TASK PROMPT:
Wherever a line holds the word "nicht", copy that line out.

Collection entries

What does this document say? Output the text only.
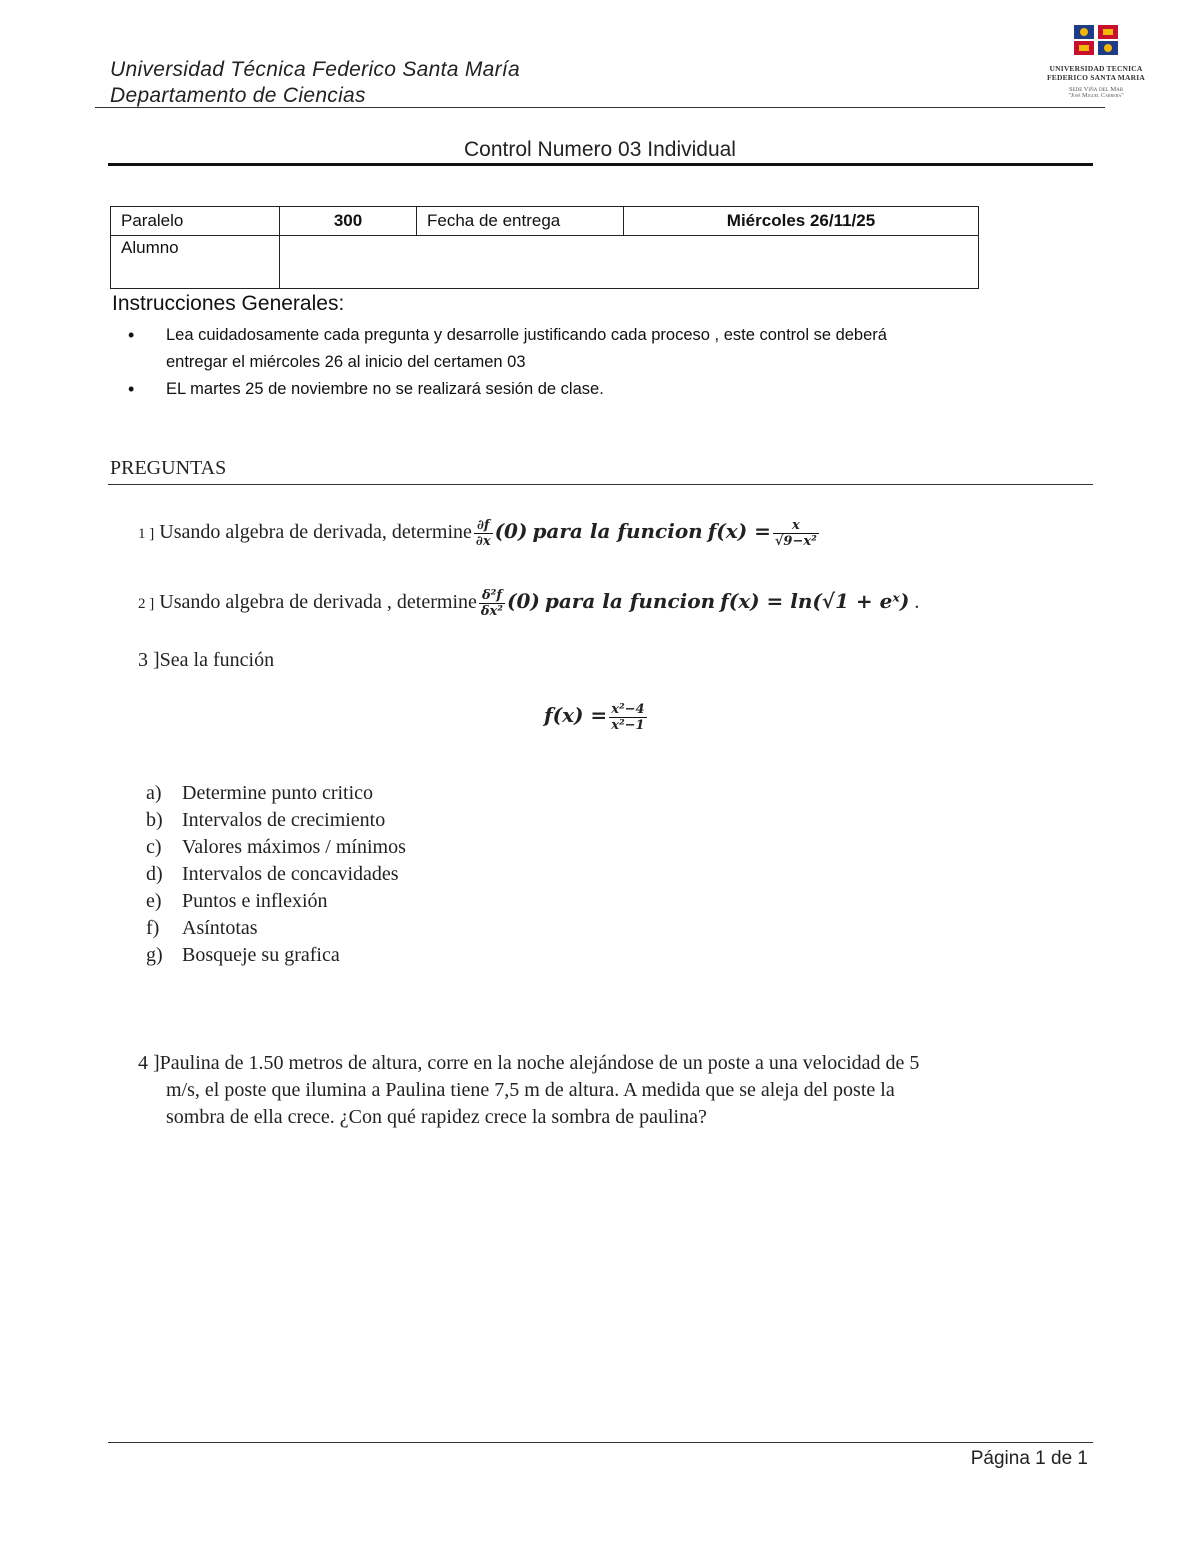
Universidad Técnica Federico Santa María
Departamento de Ciencias
UNIVERSIDAD TECNICA
FEDERICO SANTA MARIA
Sede Viña del Mar
"José Miguel Carrera"
Control Numero 03 Individual
Paralelo	300	Fecha de entrega	Miércoles 26/11/25
Alumno			
Instrucciones Generales:
• Lea cuidadosamente cada pregunta y desarrolle justificando cada proceso , este control se deberá
entregar el miércoles 26 al inicio del certamen 03
• EL martes 25 de noviembre no se realizará sesión de clase.
PREGUNTAS
1 ] Usando algebra de derivada, determine $\frac{\partial f}{\partial x} (0)$ para la funcion $f(x) = \frac{x}{\text{√9−x²}}$
2 ] Usando algebra de derivada , determine $\frac{\text{δ²f}}{\text{δx²}} (0)$ para la funcion f(x) = ln(√1 + eˣ) .
3 ]Sea la función
$f(x) = \frac{\text{x²−4}}{\text{x²−1}}$
a) Determine punto critico
b) Intervalos de crecimiento
c) Valores máximos / mínimos
d) Intervalos de concavidades
e) Puntos e inflexión
f) Asíntotas
g) Bosqueje su grafica
4 ]Paulina de 1.50 metros de altura, corre en la noche alejándose de un poste a una velocidad de 5
m/s, el poste que ilumina a Paulina tiene 7,5 m de altura. A medida que se aleja del poste la
sombra de ella crece. ¿Con qué rapidez crece la sombra de paulina?
Página 1 de 1
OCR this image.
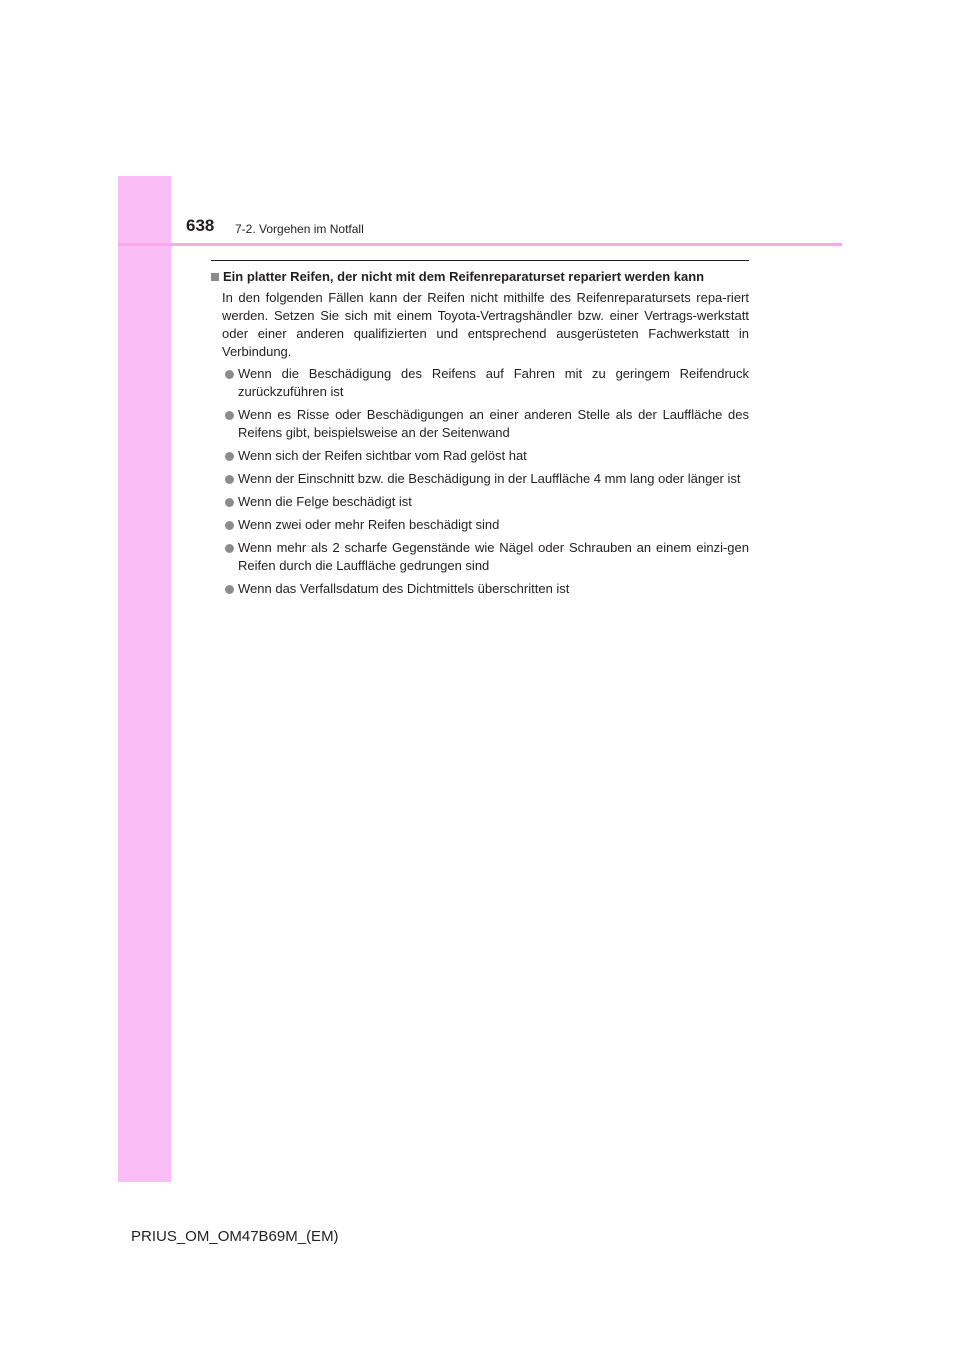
638 7-2. Vorgehen im Notfall
Ein platter Reifen, der nicht mit dem Reifenreparaturset repariert werden kann

In den folgenden Fällen kann der Reifen nicht mithilfe des Reifenreparatursets repa-riert werden. Setzen Sie sich mit einem Toyota-Vertragshändler bzw. einer Vertrags-werkstatt oder einer anderen qualifizierten und entsprechend ausgerüsteten Fachwerkstatt in Verbindung.

Wenn die Beschädigung des Reifens auf Fahren mit zu geringem Reifendruck zurückzuführen ist
Wenn es Risse oder Beschädigungen an einer anderen Stelle als der Lauffläche des Reifens gibt, beispielsweise an der Seitenwand
Wenn sich der Reifen sichtbar vom Rad gelöst hat
Wenn der Einschnitt bzw. die Beschädigung in der Lauffläche 4 mm lang oder länger ist
Wenn die Felge beschädigt ist
Wenn zwei oder mehr Reifen beschädigt sind
Wenn mehr als 2 scharfe Gegenstände wie Nägel oder Schrauben an einem einzi-gen Reifen durch die Lauffläche gedrungen sind
Wenn das Verfallsdatum des Dichtmittels überschritten ist
PRIUS_OM_OM47B69M_(EM)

RESULT:
Ein platter Reifen, der nicht mit dem Reifenreparaturset repariert werden kann
In den folgenden Fällen kann der Reifen nicht mithilfe des Reifenreparatursets repa-riert werden. Setzen Sie sich mit einem Toyota-Vertragshändler bzw. einer Vertrags-werkstatt oder einer anderen qualifizierten und entsprechend ausgerüsteten Fachwerkstatt in Verbindung.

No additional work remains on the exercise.